[root@node-01 ~]# cat /etc/redhat-release
CentOS Linux release 8.0.1905 (Core)
[root@node-01 ~]# uname -r
4.18.0-80.el8.x86_64
[root@node-01 ~]# uname -a
Linux node-01 4.18.0-80.el8.x86_64 #1 SMP Tue Jun 4 09:19:46 UTC 2019 x86_64 x86_64 x86_64 GNU/Linux
192.168.91.133 node-01
192.168.91.134 node-02
192.168.91.135 node-03
所有节点都操作
systemctl disable firewalld
systemctl stop firewalld
sed -i 's#SELINUX=enforcing#SELINUX=disabled#g' /etc/selinux/config
setenforce 0
所有节点都操作
注意:如下图Centos8.0(1905)的yum源centos官网已经不再维护,下载cephadm会报错,因此将其改成vault源。
[root@node-01 ~]# cat /etc/yum.repos.d/CentOS-AppStream.repo
# CentOS-AppStream.repo
#
# The mirror system uses the connecting IP address of the client and the
# update status of each mirror to pick mirrors that are updated to and
# geographically close to the client. You should use this for CentOS updates
# unless you are manually picking other mirrors.
#
# If the mirrorlist= does not work for you, as a fall back you can try the
# remarked out baseurl= line instead.
#
#
[AppStream]
name=CentOS-$releasever - AppStream
#mirrorlist=http://mirrorlist.centos.org/?release=$releasever&arch=$basearch&repo=AppStream&infra=$infra
#baseurl=http://mirror.centos.org/$contentdir/$releasever/AppStream/$basearch/os/
#更改baseurl行
baseurl=http://vault.centos.org/$contentdir/$releasever/AppStream/$basearch/os/
gpgcheck=1
enabled=1
gpgkey=file:///etc/pki/rpm-gpg/RPM-GPG-KEY-centosofficial
[root@node-01 ~]# cat /etc/yum.repos.d/CentOS-Base.repo
# CentOS-Base.repo
#
# The mirror system uses the connecting IP address of the client and the
# update status of each mirror to pick mirrors that are updated to and
# geographically close to the client. You should use this for CentOS updates
# unless you are manually picking other mirrors.
#
# If the mirrorlist= does not work for you, as a fall back you can try the
# remarked out baseurl= line instead.

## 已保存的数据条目
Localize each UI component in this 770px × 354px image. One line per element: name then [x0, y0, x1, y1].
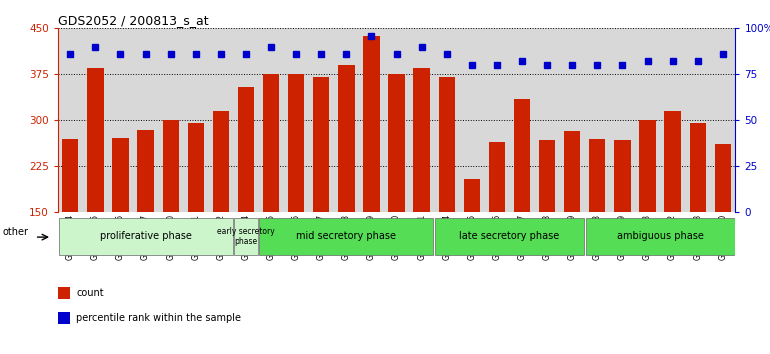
Bar: [188, 124, 204, 304]
Bar: [162, 120, 179, 304]
Bar: [288, 74, 304, 304]
Bar: [87, 68, 103, 304]
Bar: [112, 138, 129, 304]
Text: mid secretory phase: mid secretory phase: [296, 231, 397, 241]
Text: ambiguous phase: ambiguous phase: [617, 231, 704, 241]
Text: GDS2052 / 200813_s_at: GDS2052 / 200813_s_at: [58, 14, 209, 27]
Text: other: other: [3, 227, 29, 237]
Bar: [58, 312, 69, 324]
Bar: [639, 120, 656, 304]
Bar: [539, 140, 555, 304]
Bar: [464, 179, 480, 304]
Bar: [59, 218, 233, 255]
Bar: [614, 140, 631, 304]
Bar: [690, 124, 706, 304]
Bar: [413, 68, 430, 304]
Text: proliferative phase: proliferative phase: [99, 231, 192, 241]
Text: count: count: [76, 288, 104, 298]
Bar: [259, 218, 434, 255]
Bar: [238, 87, 254, 304]
Bar: [388, 74, 405, 304]
Bar: [363, 36, 380, 304]
Bar: [665, 111, 681, 304]
Bar: [514, 99, 531, 304]
Bar: [489, 142, 505, 304]
Bar: [137, 130, 154, 304]
Text: percentile rank within the sample: percentile rank within the sample: [76, 313, 241, 322]
Bar: [439, 78, 455, 304]
Bar: [313, 78, 330, 304]
Bar: [234, 218, 258, 255]
Bar: [435, 218, 584, 255]
Bar: [589, 139, 605, 304]
Text: early secretory
phase: early secretory phase: [217, 227, 275, 246]
Bar: [585, 218, 735, 255]
Bar: [338, 65, 354, 304]
Bar: [715, 144, 731, 304]
Text: late secretory phase: late secretory phase: [460, 231, 560, 241]
Bar: [213, 111, 229, 304]
Bar: [564, 131, 581, 304]
Bar: [58, 287, 69, 299]
Bar: [263, 74, 280, 304]
Bar: [62, 139, 79, 304]
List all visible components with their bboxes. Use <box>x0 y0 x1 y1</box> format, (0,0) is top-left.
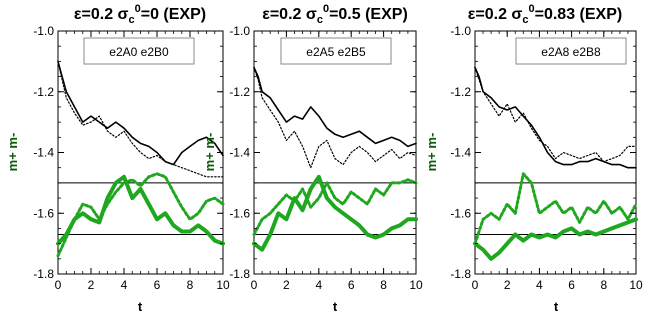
panel-1-plot-frame <box>57 30 224 275</box>
panel-1-reference-lines <box>58 182 223 236</box>
panel-2: ε=0.2 σc0=0.5 (EXP) -1.0 -1.2 -1.4 -1.6 -1.8… <box>202 3 423 314</box>
panel-2-legend-box <box>280 37 392 65</box>
panel-1: ε=0.2 σc0=0 (EXP) -1.0 -1.2 -1.4 -1.6 -1.8 0… <box>5 3 230 314</box>
x-tick-label: 0 <box>251 278 258 292</box>
panel-1-legend-text: e2A0 e2B0 <box>109 45 169 59</box>
y-tick-label: -1.4 <box>450 146 471 160</box>
y-tick-label: -1.0 <box>33 24 54 38</box>
panel-2-reference-lines <box>254 182 416 236</box>
y-tick-label: -1.6 <box>450 206 471 220</box>
x-tick-label: 6 <box>568 278 575 292</box>
panel-2-series <box>252 66 418 252</box>
y-tick-label: -1.2 <box>229 85 250 99</box>
panel-3: ε=0.2 σc0=0.83 (EXP) -1.0-1.2-1.4-1.6-1.… <box>424 3 643 314</box>
x-tick-label: 4 <box>121 278 128 292</box>
panel-2-legend-text: e2A5 e2B5 <box>306 45 366 59</box>
x-tick-label: 0 <box>472 278 479 292</box>
x-tick-label: 2 <box>504 278 511 292</box>
y-tick-label: -1.8 <box>450 267 471 281</box>
panel-2-plot-frame <box>253 30 417 275</box>
panel-3-series <box>473 66 638 261</box>
y-tick-label: -1.8 <box>229 267 250 281</box>
panel-2-x-ticks: 0 2 4 6 8 10 <box>251 31 423 292</box>
x-tick-label: 10 <box>409 278 423 292</box>
series-line-black-dotted <box>474 66 637 163</box>
x-tick-label: 2 <box>88 278 95 292</box>
panel-3-legend-text: e2A8 e2B8 <box>541 45 601 59</box>
panel-2-title: ε=0.2 σc0=0.5 (EXP) <box>262 3 408 26</box>
panel-3-title: ε=0.2 σc0=0.83 (EXP) <box>468 3 622 26</box>
panel-3-legend-box <box>515 37 627 65</box>
x-tick-label: 6 <box>348 278 355 292</box>
x-tick-label: 10 <box>216 278 230 292</box>
series-line-black-dotted <box>57 60 224 178</box>
y-tick-label: -1.4 <box>33 146 54 160</box>
panel-3-y-axis-label: m+ m- <box>424 133 439 172</box>
x-tick-label: 0 <box>55 278 62 292</box>
panel-1-x-axis-label: t <box>138 299 143 314</box>
series-line-black-solid <box>253 66 417 148</box>
panel-3-y-ticks: -1.0 -1.2 -1.4 -1.6 -1.8 <box>450 24 636 281</box>
y-tick-label: -1.2 <box>33 85 54 99</box>
y-tick-label: -1.6 <box>33 206 54 220</box>
series-line-green-solid <box>252 174 418 252</box>
panel-1-y-axis-label: m+ m- <box>5 133 20 172</box>
x-tick-label: 8 <box>380 278 387 292</box>
panel-3-reference-lines <box>475 182 636 236</box>
y-tick-label: -1.4 <box>229 146 250 160</box>
series-line-black-solid <box>57 60 224 166</box>
x-tick-label: 6 <box>154 278 161 292</box>
y-tick-label: -1.2 <box>450 85 471 99</box>
x-tick-label: 8 <box>600 278 607 292</box>
series-line-green-solid <box>56 174 225 246</box>
series-line-green-dotted <box>56 172 225 258</box>
x-tick-label: 4 <box>315 278 322 292</box>
series-line-black-solid <box>474 66 637 169</box>
x-tick-label: 4 <box>536 278 543 292</box>
panel-1-title: ε=0.2 σc0=0 (EXP) <box>74 3 206 26</box>
series-line-black-dotted <box>253 66 417 169</box>
panel-1-legend-box <box>83 37 195 65</box>
y-tick-label: -1.0 <box>229 24 250 38</box>
panel-1-y-ticks: -1.0 -1.2 -1.4 -1.6 -1.8 <box>33 24 223 281</box>
panel-2-y-axis-label: m+ m- <box>202 133 217 172</box>
x-tick-label: 2 <box>283 278 290 292</box>
panel-3-x-ticks: 0 2 4 6 8 10 <box>472 31 643 292</box>
x-tick-label: 8 <box>187 278 194 292</box>
series-line-green-dotted <box>473 172 638 246</box>
y-tick-label: -1.8 <box>33 267 54 281</box>
series-line-green-dotted <box>252 178 418 236</box>
panel-1-series <box>56 60 225 258</box>
panel-2-y-ticks: -1.0 -1.2 -1.4 -1.6 -1.8 <box>229 24 416 281</box>
panel-3-x-axis-label: t <box>554 299 559 314</box>
panel-2-x-axis-label: t <box>333 299 338 314</box>
series-line-green-solid <box>473 217 638 261</box>
y-tick-label: -1.6 <box>229 206 250 220</box>
panel-1-x-ticks: 0 2 4 6 8 10 <box>55 31 230 292</box>
y-tick-label: -1.0 <box>450 24 471 38</box>
x-tick-label: 10 <box>629 278 643 292</box>
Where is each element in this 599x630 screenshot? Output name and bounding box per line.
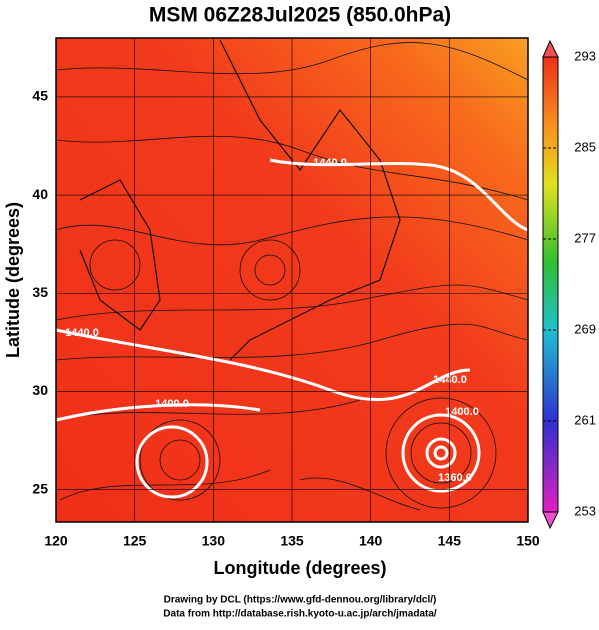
contour-label: 1400.0 xyxy=(445,406,479,418)
footer-line: Drawing by DCL (https://www.gfd-dennou.o… xyxy=(164,595,437,606)
colorbar-tick-label: 285 xyxy=(574,139,596,154)
y-tick-label: 30 xyxy=(32,382,48,398)
colorbar-tick-label: 277 xyxy=(574,230,596,245)
colorbar-tick-label: 261 xyxy=(574,412,596,427)
contours xyxy=(56,158,528,499)
y-tick-label: 25 xyxy=(32,480,48,496)
y-tick-label: 45 xyxy=(32,88,48,104)
y-tick-label: 35 xyxy=(32,284,48,300)
contour-label: 1440.0 xyxy=(433,374,467,386)
y-axis-label: Latitude (degrees) xyxy=(3,202,23,358)
streamlines xyxy=(56,39,528,511)
footer-line: Data from http://database.rish.kyoto-u.a… xyxy=(163,609,437,620)
y-tick-label: 40 xyxy=(32,186,48,202)
x-tick-label: 130 xyxy=(202,533,226,549)
x-tick-label: 140 xyxy=(359,533,383,549)
x-tick-label: 145 xyxy=(438,533,462,549)
colorbar-tick-label: 293 xyxy=(574,48,596,63)
contour-labels: 1440.0 1440.0 1440.0 1400.0 1400.0 1360.… xyxy=(65,157,479,484)
colorbar xyxy=(542,56,559,513)
colorbar-tick-label: 269 xyxy=(574,321,596,336)
x-tick-label: 120 xyxy=(44,533,68,549)
x-axis-label: Longitude (degrees) xyxy=(213,558,386,578)
colorbar-extend-bottom xyxy=(542,511,559,530)
x-tick-label: 125 xyxy=(123,533,147,549)
contour-label: 1440.0 xyxy=(65,327,99,339)
colorbar-extend-top xyxy=(542,39,559,58)
contour-label: 1440.0 xyxy=(313,157,347,169)
contour-label: 1400.0 xyxy=(155,398,189,410)
x-tick-label: 135 xyxy=(280,533,304,549)
title: MSM 06Z28Jul2025 (850.0hPa) xyxy=(149,4,451,27)
contour-label: 1360.0 xyxy=(438,472,472,484)
x-tick-label: 150 xyxy=(516,533,540,549)
colorbar-tick-label: 253 xyxy=(574,503,596,518)
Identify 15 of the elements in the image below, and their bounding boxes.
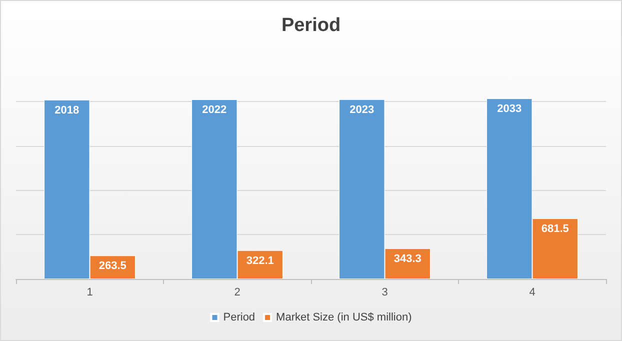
data-label: 322.1 xyxy=(246,254,274,267)
data-label: 2023 xyxy=(350,104,374,116)
legend-label: Period xyxy=(223,312,256,324)
data-label: 2022 xyxy=(202,104,227,116)
data-label: 2033 xyxy=(497,103,522,116)
data-label: 263.5 xyxy=(98,260,126,272)
x-tick-label: 4 xyxy=(529,286,536,298)
data-label: 681.5 xyxy=(541,222,569,235)
chart-title: Period xyxy=(281,15,341,36)
x-tick-label: 2 xyxy=(234,286,240,298)
data-label: 343.3 xyxy=(394,253,422,266)
legend-label: Market Size (in US$ million) xyxy=(276,312,412,324)
x-tick-label: 3 xyxy=(382,286,388,298)
x-tick-label: 1 xyxy=(86,286,93,298)
data-label: 2018 xyxy=(54,104,80,116)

## 任务列表
1) 根据这份 CentOS 8 节点配置文本,主机 node-02 对应的 IP 地址是什么?
2) 请接续这份 CentOS 8 节点配置文本,从其最后一行之后继续撰写。

## 预期结果
1) 192.168.91.134

2)
#
#
[BaseOS]
name=CentOS-$releasever - Base
#mirrorlist=http://mirrorlist.centos.org/?release=$releasever&arch=$basearch&repo=BaseOS&infra=$infra
#baseurl=http://mirror.centos.org/$contentdir/$releasever/BaseOS/$basearch/os/
#更改baseurl行
baseurl=http://vault.centos.org/$contentdir/$releasever/BaseOS/$basearch/os/
gpgcheck=1
enabled=1
gpgkey=file:///etc/pki/rpm-gpg/RPM-GPG-KEY-centosofficial
dnf clean all
所有节点都操作
安装时钟同步软件
dnf -y install chrony
#开机自启动
systemctl enable chronyd
#启动
systemctl start chronyd
#验证
chronyc sources
MS Name/IP address Stratum Poll Reach LastRx Last sample
===============================================================================
^+ 139.199.214.202 2 6 33 4 +4521us[+4521us] +/- 79ms
^? makaki.miuku.net 0 6 0 - +0ns[ +0ns] +/- 0ns
^- de-user.deepinid.deepin.> 3 6 17 6 +34ms[ +34ms] +/- 164ms
^* time.cloudflare.com 3 6 17 7 +122us[ +21ms] +/- 128ms
所有节点都操作
[root@node-01 ~]# dnf -y install podman
[root@node-01 ~]# cephadm bootstrap --mon-ip 192.168.91.133
Traceback (most recent call last):
File "/usr/sbin/cephadm", line 8571, in <module>
main()
File "/usr/sbin/cephadm", line 8557, in main
check_container_engine(ctx)
File "/usr/sbin/cephadm", line 2014, in check_container_engine
engine.get_version(ctx)
File "/usr/sbin/cephadm", line 197, in get_version
self._version = _parse_podman_version(out)
File "/usr/sbin/cephadm", line 1603, in _parse_podman_version
return tuple(map(to_int, version_str.split('.')))
File "/usr/sbin/cephadm", line 1601, in to_int
return to_int(val[0:-1], org_e or e)
File "/usr/sbin/cephadm", line 1597, in to_int
raise org_e
File "/usr/sbin/cephadm", line 1599, in to_int
return int(val)
ValueError: invalid literal for int() with base 10: ''
解决:
安装podman
所有节点都操作。
说明:安装这个会顺带把python3也安装上,而后续的操作(比如添加主机)是需要python3环境的,所以就直接执行这个把python3安装了。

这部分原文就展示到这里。